[Items from a figure collection]

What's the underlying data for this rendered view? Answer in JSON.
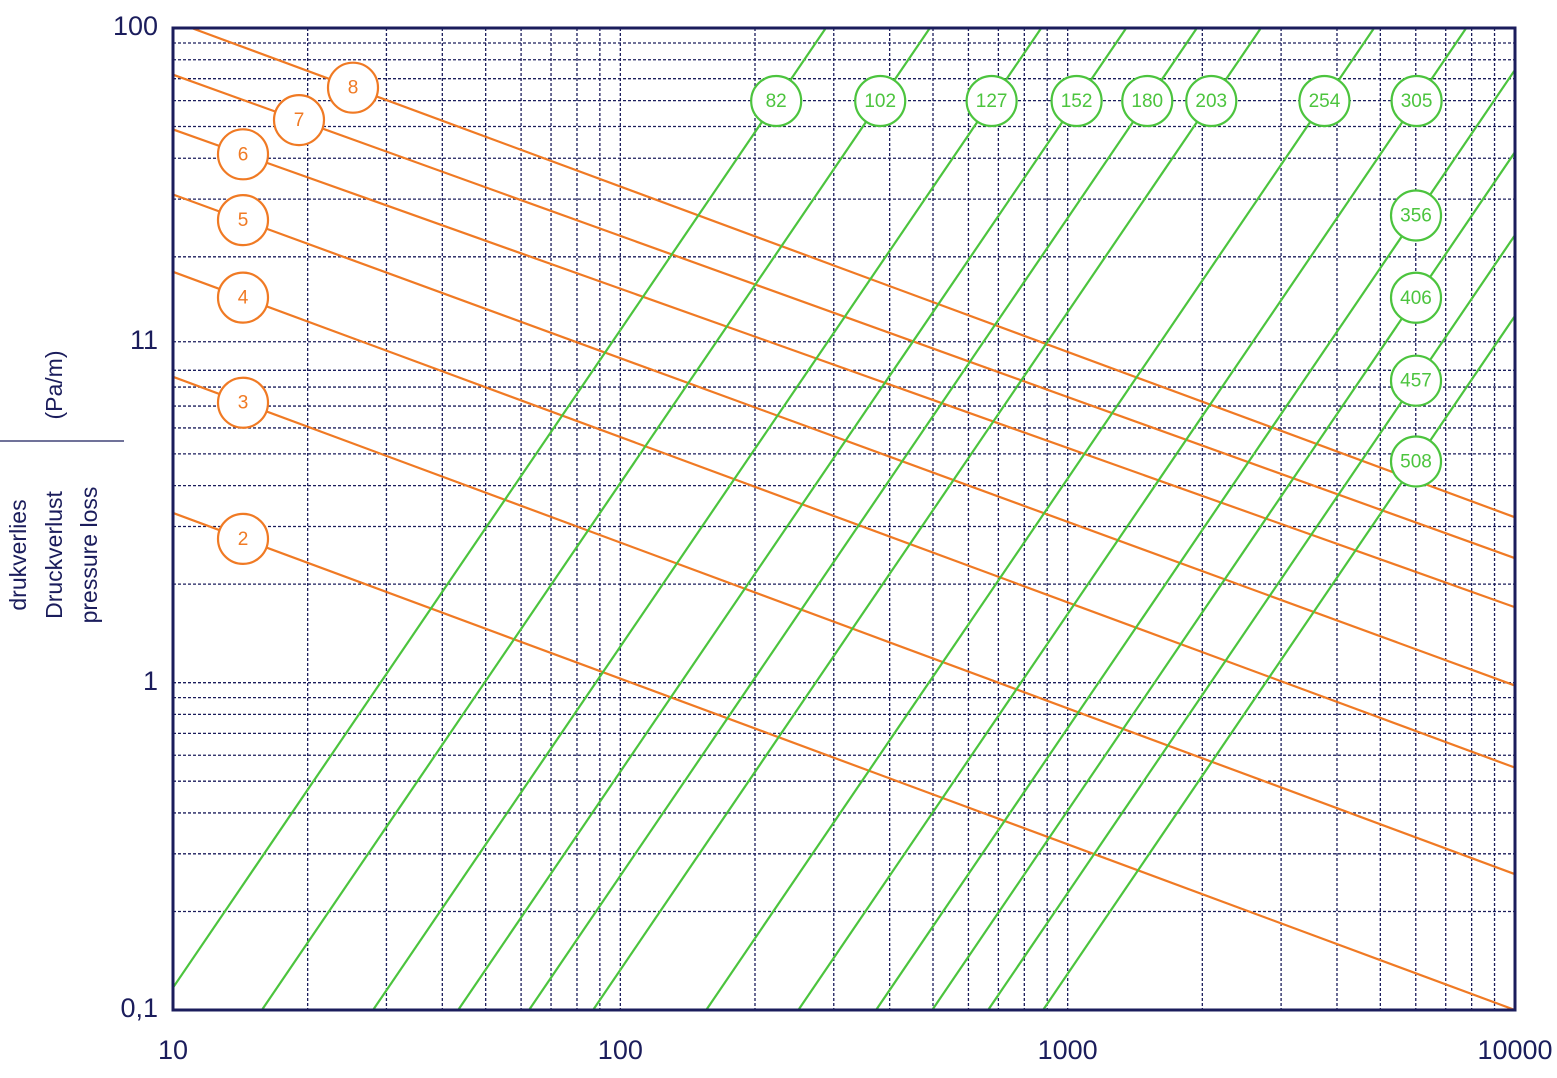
{
  "chart_data": {
    "type": "line",
    "xlog": true,
    "ylog": true,
    "xlim": [
      10,
      10000
    ],
    "ylim": [
      0.1,
      100
    ],
    "xticks": [
      10,
      100,
      1000,
      10000
    ],
    "yticks": [
      {
        "value": 0.1,
        "label": "0,1"
      },
      1,
      11,
      100
    ],
    "ylabel": [
      "drukverlies",
      "Druckverlust",
      "pressure loss"
    ],
    "yunit": "(Pa/m)",
    "grid": true,
    "axis_color": "#1b1d5c",
    "series": [
      {
        "name": "2",
        "color": "#f07a24",
        "x": [
          10,
          10000
        ],
        "values": [
          3.3,
          0.1
        ]
      },
      {
        "name": "3",
        "color": "#f07a24",
        "x": [
          10,
          10000
        ],
        "values": [
          8.6,
          0.26
        ]
      },
      {
        "name": "4",
        "color": "#f07a24",
        "x": [
          10,
          10000
        ],
        "values": [
          18,
          0.55
        ]
      },
      {
        "name": "5",
        "color": "#f07a24",
        "x": [
          10,
          10000
        ],
        "values": [
          31,
          0.98
        ]
      },
      {
        "name": "6",
        "color": "#f07a24",
        "x": [
          10,
          10000
        ],
        "values": [
          49,
          1.7
        ]
      },
      {
        "name": "7",
        "color": "#f07a24",
        "x": [
          10,
          10000
        ],
        "values": [
          72,
          2.4
        ]
      },
      {
        "name": "8",
        "color": "#f07a24",
        "x": [
          11,
          10000
        ],
        "values": [
          100,
          3.2
        ]
      },
      {
        "name": "82",
        "color": "#4cc43e",
        "x": [
          10,
          288
        ],
        "values": [
          0.117,
          100
        ]
      },
      {
        "name": "102",
        "color": "#4cc43e",
        "x": [
          15.8,
          492
        ],
        "values": [
          0.1,
          100
        ]
      },
      {
        "name": "127",
        "color": "#4cc43e",
        "x": [
          28,
          873
        ],
        "values": [
          0.1,
          100
        ]
      },
      {
        "name": "152",
        "color": "#4cc43e",
        "x": [
          43.4,
          1352
        ],
        "values": [
          0.1,
          100
        ]
      },
      {
        "name": "180",
        "color": "#4cc43e",
        "x": [
          62.5,
          1945
        ],
        "values": [
          0.1,
          100
        ]
      },
      {
        "name": "203",
        "color": "#4cc43e",
        "x": [
          86.9,
          2704
        ],
        "values": [
          0.1,
          100
        ]
      },
      {
        "name": "254",
        "color": "#4cc43e",
        "x": [
          155.6,
          4842
        ],
        "values": [
          0.1,
          100
        ]
      },
      {
        "name": "305",
        "color": "#4cc43e",
        "x": [
          250,
          7780
        ],
        "values": [
          0.1,
          100
        ]
      },
      {
        "name": "356",
        "color": "#4cc43e",
        "x": [
          373,
          10000
        ],
        "values": [
          0.1,
          74.5
        ]
      },
      {
        "name": "406",
        "color": "#4cc43e",
        "x": [
          498,
          10000
        ],
        "values": [
          0.1,
          41.8
        ]
      },
      {
        "name": "457",
        "color": "#4cc43e",
        "x": [
          664,
          10000
        ],
        "values": [
          0.1,
          23.3
        ]
      },
      {
        "name": "508",
        "color": "#4cc43e",
        "x": [
          881,
          10000
        ],
        "values": [
          0.1,
          13.2
        ]
      }
    ]
  }
}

What is being asked:
Copy out the listing exactly as it stands, but not the pictures.

Result of the task:
What's the underlying data for this rendered view? Answer in JSON.
{
  "chart_data": {
    "type": "line",
    "xlog": true,
    "ylog": true,
    "xlim": [
      10,
      10000
    ],
    "ylim": [
      0.1,
      100
    ],
    "xticks": [
      10,
      100,
      1000,
      10000
    ],
    "yticks": [
      {
        "value": 0.1,
        "label": "0,1"
      },
      1,
      11,
      100
    ],
    "ylabel": [
      "drukverlies",
      "Druckverlust",
      "pressure loss"
    ],
    "yunit": "(Pa/m)",
    "grid": true,
    "axis_color": "#1b1d5c",
    "series": [
      {
        "name": "2",
        "color": "#f07a24",
        "x": [
          10,
          10000
        ],
        "values": [
          3.3,
          0.1
        ]
      },
      {
        "name": "3",
        "color": "#f07a24",
        "x": [
          10,
          10000
        ],
        "values": [
          8.6,
          0.26
        ]
      },
      {
        "name": "4",
        "color": "#f07a24",
        "x": [
          10,
          10000
        ],
        "values": [
          18,
          0.55
        ]
      },
      {
        "name": "5",
        "color": "#f07a24",
        "x": [
          10,
          10000
        ],
        "values": [
          31,
          0.98
        ]
      },
      {
        "name": "6",
        "color": "#f07a24",
        "x": [
          10,
          10000
        ],
        "values": [
          49,
          1.7
        ]
      },
      {
        "name": "7",
        "color": "#f07a24",
        "x": [
          10,
          10000
        ],
        "values": [
          72,
          2.4
        ]
      },
      {
        "name": "8",
        "color": "#f07a24",
        "x": [
          11,
          10000
        ],
        "values": [
          100,
          3.2
        ]
      },
      {
        "name": "82",
        "color": "#4cc43e",
        "x": [
          10,
          288
        ],
        "values": [
          0.117,
          100
        ]
      },
      {
        "name": "102",
        "color": "#4cc43e",
        "x": [
          15.8,
          492
        ],
        "values": [
          0.1,
          100
        ]
      },
      {
        "name": "127",
        "color": "#4cc43e",
        "x": [
          28,
          873
        ],
        "values": [
          0.1,
          100
        ]
      },
      {
        "name": "152",
        "color": "#4cc43e",
        "x": [
          43.4,
          1352
        ],
        "values": [
          0.1,
          100
        ]
      },
      {
        "name": "180",
        "color": "#4cc43e",
        "x": [
          62.5,
          1945
        ],
        "values": [
          0.1,
          100
        ]
      },
      {
        "name": "203",
        "color": "#4cc43e",
        "x": [
          86.9,
          2704
        ],
        "values": [
          0.1,
          100
        ]
      },
      {
        "name": "254",
        "color": "#4cc43e",
        "x": [
          155.6,
          4842
        ],
        "values": [
          0.1,
          100
        ]
      },
      {
        "name": "305",
        "color": "#4cc43e",
        "x": [
          250,
          7780
        ],
        "values": [
          0.1,
          100
        ]
      },
      {
        "name": "356",
        "color": "#4cc43e",
        "x": [
          373,
          10000
        ],
        "values": [
          0.1,
          74.5
        ]
      },
      {
        "name": "406",
        "color": "#4cc43e",
        "x": [
          498,
          10000
        ],
        "values": [
          0.1,
          41.8
        ]
      },
      {
        "name": "457",
        "color": "#4cc43e",
        "x": [
          664,
          10000
        ],
        "values": [
          0.1,
          23.3
        ]
      },
      {
        "name": "508",
        "color": "#4cc43e",
        "x": [
          881,
          10000
        ],
        "values": [
          0.1,
          13.2
        ]
      }
    ]
  }
}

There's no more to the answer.